PROBLEM STATEMENT: In how many lines does the string "分析错误" appear? Answer with the number only.
· · ·
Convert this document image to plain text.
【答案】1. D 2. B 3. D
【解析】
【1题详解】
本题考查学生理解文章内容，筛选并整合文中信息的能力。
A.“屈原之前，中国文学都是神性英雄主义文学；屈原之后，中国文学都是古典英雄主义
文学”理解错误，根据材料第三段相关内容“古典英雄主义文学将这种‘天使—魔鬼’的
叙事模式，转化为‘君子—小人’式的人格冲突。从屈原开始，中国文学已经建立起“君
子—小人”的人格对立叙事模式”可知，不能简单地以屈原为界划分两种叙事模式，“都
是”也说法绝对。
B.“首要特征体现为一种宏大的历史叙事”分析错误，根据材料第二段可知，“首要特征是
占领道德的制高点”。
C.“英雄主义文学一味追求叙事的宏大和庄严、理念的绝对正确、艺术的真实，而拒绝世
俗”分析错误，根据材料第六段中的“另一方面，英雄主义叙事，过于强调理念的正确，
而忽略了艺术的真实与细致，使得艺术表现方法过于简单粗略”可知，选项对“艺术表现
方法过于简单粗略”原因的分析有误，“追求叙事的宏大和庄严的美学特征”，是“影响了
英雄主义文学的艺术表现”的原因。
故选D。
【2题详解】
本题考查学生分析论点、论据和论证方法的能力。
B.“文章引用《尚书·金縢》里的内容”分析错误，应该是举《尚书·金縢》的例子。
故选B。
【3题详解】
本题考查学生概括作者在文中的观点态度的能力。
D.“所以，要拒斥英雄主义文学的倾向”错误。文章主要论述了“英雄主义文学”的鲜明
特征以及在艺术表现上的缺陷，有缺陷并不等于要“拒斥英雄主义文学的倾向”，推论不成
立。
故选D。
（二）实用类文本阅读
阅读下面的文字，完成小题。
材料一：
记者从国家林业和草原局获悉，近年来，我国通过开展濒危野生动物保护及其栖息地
· · ·
TASK RESPONSE: 3